- [EXERCISE AIM]:
In the material below, find each line holding the string "collect" and copy it.

* Start DATA EXTRACT *

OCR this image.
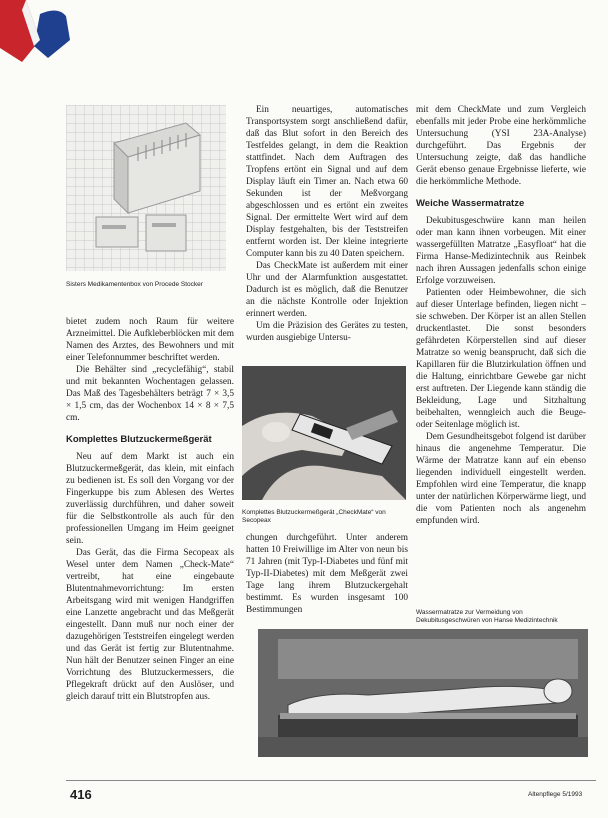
Sisters Medikamentenbox von Procede Stocker

bietet zudem noch Raum für weitere Arzneimittel. Die Aufkleberblöcken mit dem Namen des Arztes, des Bewohners und mit einer Telefonnummer beschriftet werden.

Die Behälter sind „recyclefähig“, stabil und mit bekannten Wochentagen gelassen. Das Maß des Tagesbehälters beträgt 7 × 3,5 × 1,5 cm, das der Wochenbox 14 × 8 × 7,5 cm.

Komplettes Blutzuckermeßgerät

Neu auf dem Markt ist auch ein Blutzuckermeßgerät, das klein, mit einfach zu bedienen ist. Es soll den Vorgang vor der Fingerkuppe bis zum Ablesen des Wertes zuverlässig durchführen, und daher soweit für die Selbstkontrolle als auch für den professionellen Umgang im Heim geeignet sein.

Das Gerät, das die Firma Secopeax als Wesel unter dem Namen „Check-Mate“ vertreibt, hat eine eingebaute Blutentnahmevorrichtung: Im ersten Arbeitsgang wird mit wenigen Handgriffen eine Lanzette angebracht und das Meßgerät eingestellt. Dann muß nur noch einer der dazugehörigen Teststreifen eingelegt werden und das Gerät ist fertig zur Blutentnahme. Nun hält der Benutzer seinen Finger an eine Vorrichtung des Blutzuckermessers, die Pflegekraft drückt auf den Auslöser, und gleich darauf tritt ein Blutstropfen aus.

Ein neuartiges, automatisches Transportsystem sorgt anschließend dafür, daß das Blut sofort in den Bereich des Testfeldes gelangt, in dem die Reaktion stattfindet. Nach dem Auftragen des Tropfens ertönt ein Signal und auf dem Display läuft ein Timer an. Nach etwa 60 Sekunden ist der Meßvorgang abgeschlossen und es ertönt ein zweites Signal. Der ermittelte Wert wird auf dem Display festgehalten, bis der Teststreifen entfernt worden ist. Der kleine integrierte Computer kann bis zu 40 Daten speichern.

Das CheckMate ist außerdem mit einer Uhr und der Alarmfunktion ausgestattet. Dadurch ist es möglich, daß die Benutzer an die nächste Kontrolle oder Injektion erinnert werden.

Um die Präzision des Gerätes zu testen, wurden ausgiebige Untersu-

Komplettes Blutzuckermeßgerät „CheckMate“ von Secopeax

chungen durchgeführt. Unter anderem hatten 10 Freiwillige im Alter von neun bis 71 Jahren (mit Typ-I-Diabetes und fünf mit Typ-II-Diabetes) mit dem Meßgerät zwei Tage lang ihrem Blutzuckergehalt bestimmt. Es wurden insgesamt 100 Bestimmungen

mit dem CheckMate und zum Vergleich ebenfalls mit jeder Probe eine herkömmliche Untersuchung (YSI 23A-Analyse) durchgeführt. Das Ergebnis der Untersuchung zeigte, daß das handliche Gerät ebenso genaue Ergebnisse lieferte, wie die herkömmliche Methode.

Weiche Wassermatratze

Dekubitusgeschwüre kann man heilen oder man kann ihnen vorbeugen. Mit einer wassergefüllten Matratze „Easyfloat“ hat die Firma Hanse-Medizintechnik aus Reinbek nach ihren Aussagen jedenfalls schon einige Erfolge vorzuweisen.

Patienten oder Heimbewohner, die sich auf dieser Unterlage befinden, liegen nicht – sie schweben. Der Körper ist an allen Stellen druckentlastet. Die sonst besonders gefährdeten Körperstellen sind auf dieser Matratze so wenig beansprucht, daß sich die Kapillaren für die Blutzirkulation öffnen und die Haltung, einrichtbare Gewebe gar nicht erst auftreten. Der Liegende kann ständig die Bekleidung, Lage und Sitzhaltung beibehalten, wenngleich auch die Beuge- oder Seitenlage möglich ist.

Dem Gesundheitsgebot folgend ist darüber hinaus die angenehme Temperatur. Die Wärme der Matratze kann auf ein ebenso liegenden individuell eingestellt werden. Empfohlen wird eine Temperatur, die knapp unter der natürlichen Körperwärme liegt, und die vom Patienten noch als angenehm empfunden wird.

Wassermatratze zur Vermeidung von Dekubitusgeschwüren von Hanse Medizintechnik
416	Altenpflege 5/1993
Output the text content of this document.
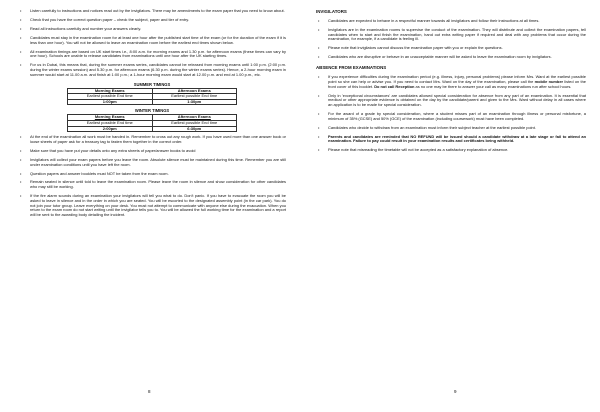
• Listen carefully to instructions and notices read out by the invigilators. There may be amendments to the exam paper that you need to know about.
• Check that you have the correct question paper – check the subject, paper and tier of entry.
• Read all instructions carefully and number your answers clearly.
• Candidates must stay in the examination room for at least one hour after the published start time of the exam (or for the duration of the exam if it is less than one hour). You will not be allowed to leave an examination room before the earliest end times shown below.
• All examination timings are based on UK start times i.e., 8:00 a.m. for morning exams and 1.30 p.m. for afternoon exams (these times can vary by one hour). Schools are unable to release candidates from examinations until one hour after the UK starting times.
• For us in Dubai, this means that, during the summer exams series, candidates cannot be released from morning exams until 1:00 p.m. (2:00 p.m. during the winter exams session) and 5.30 p.m. for afternoon exams (6.30 p.m. during the winter exams series). Hence, a 2-hour morning exam in summer would start at 11.00 a.m. and finish at 1:00 p.m.; a 1-hour morning exam would start at 12.00 p.m. and end at 1.00 p.m., etc.
SUMMER TIMINGS
Morning Exams	Afternoon Exams
Earliest possible End time	Earliest possible End time
1:00pm	1:30pm
WINTER TIMINGS
Morning Exams	Afternoon Exams
Earliest possible End time	Earliest possible End time
2:00pm	6:30pm
• At the end of the examination all work must be handed in. Remember to cross out any rough work. If you have used more than one answer book or loose sheets of paper ask for a treasury tag to fasten them together in the correct order.
• Make sure that you have put your details onto any extra sheets of paper/answer books to avoid
• Invigilators will collect your exam papers before you leave the room. Absolute silence must be maintained during this time. Remember you are still under examination conditions until you have left the room.
• Question papers and answer booklets must NOT be taken from the exam room.
• Remain seated in silence until told to leave the examination room. Please leave the room in silence and show consideration for other candidates who may still be working.
• If the fire alarm sounds during an examination your invigilators will tell you what to do. Don't panic. If you have to evacuate the room you will be asked to leave in silence and in the order in which you are seated. You will be escorted to the designated assembly point (in the car park). You do not join your tutor group. Leave everything on your desk. You must not attempt to communicate with anyone else during the evacuation. When you return to the exam room do not start writing until the invigilator tells you to. You will be allowed the full working time for the examination and a report will be sent to the awarding body detailing the incident.
8
INVIGILATORS
• Candidates are expected to behave in a respectful manner towards all invigilators and follow their instructions at all times.
• Invigilators are in the examination rooms to supervise the conduct of the examination. They will distribute and collect the examination papers, tell candidates when to start and finish the examination, hand out extra writing paper if required and deal with any problems that occur during the examination, for example, if a candidate is feeling ill.
• Please note that invigilators cannot discuss the examination paper with you or explain the questions.
• Candidates who are disruptive or behave in an unacceptable manner will be asked to leave the examination room by invigilators.
ABSENCE FROM EXAMINATIONS
• If you experience difficulties during the examination period (e.g. illness, injury, personal problems) please inform Mrs. Ward at the earliest possible point so she can help or advise you. If you need to contact Mrs. Ward on the day of the examination, please call the mobile number listed on the front cover of this booklet. Do not call Reception as no one may be there to answer your call as many examinations run after school hours.
• Only in 'exceptional circumstances' are candidates allowed special consideration for absence from any part of an examination. It is essential that medical or other appropriate evidence is obtained on the day by the candidate/parent and given to the Mrs. Ward without delay in all cases where an application is to be made for special consideration.
• For the award of a grade by special consideration, where a student misses part of an examination through illness or personal misfortune, a minimum of 35% (GCSE) and 50% (GCE) of the examination (including coursework) must have been completed.
• Candidates who decide to withdraw from an examination must inform their subject teacher at the earliest possible point.
• Parents and candidates are reminded that NO REFUND will be issued should a candidate withdraw at a late stage or fail to attend an examination. Failure to pay could result in your examination results and certificates being withheld.
• Please note that misreading the timetable will not be accepted as a satisfactory explanation of absence.
9
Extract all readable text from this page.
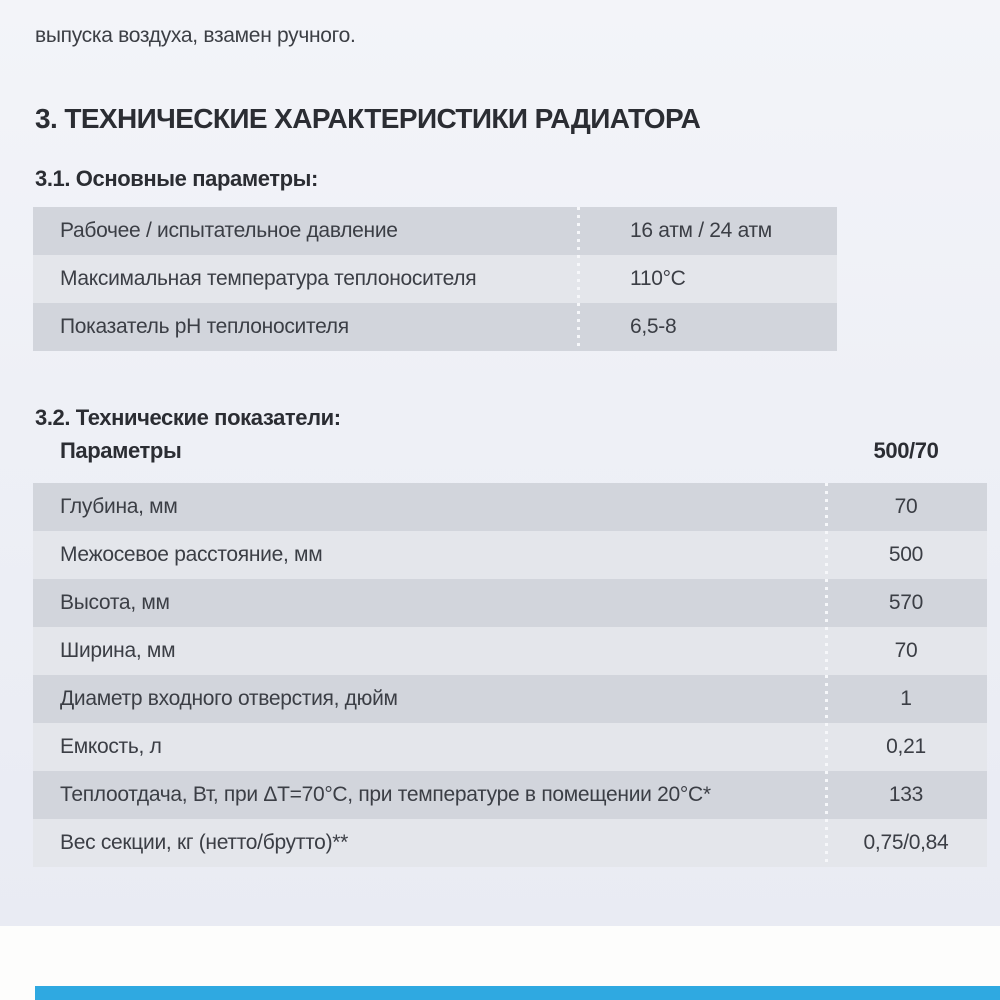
выпуска воздуха, взамен ручного.

3. ТЕХНИЧЕСКИЕ ХАРАКТЕРИСТИКИ РАДИАТОРА
3.1. Основные параметры:
Рабочее / испытательное давление	16 атм / 24 атм
Максимальная температура теплоносителя	110°С
Показатель рН теплоносителя	6,5-8
3.2. Технические показатели:
Параметры	500/70
Глубина, мм	70
Межосевое расстояние, мм	500
Высота, мм	570
Ширина, мм	70
Диаметр входного отверстия, дюйм	1
Емкость, л	0,21
Теплоотдача, Вт, при ΔТ=70°С, при температуре в помещении 20°С*	133
Вес секции, кг (нетто/брутто)**	0,75/0,84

* End DATA EXTRACT *

- [OUTPUT OF THE EXERCISE]:
• Invigilators will collect your exam papers before you leave the room. Absolute silence must be maintained during this time. Remember you are still under examination conditions until you have left the room.
• Invigilators are in the examination rooms to supervise the conduct of the examination. They will distribute and collect the examination papers, tell candidates when to start and finish the examination, hand out extra writing paper if required and deal with any problems that occur during the examination, for example, if a candidate is feeling ill.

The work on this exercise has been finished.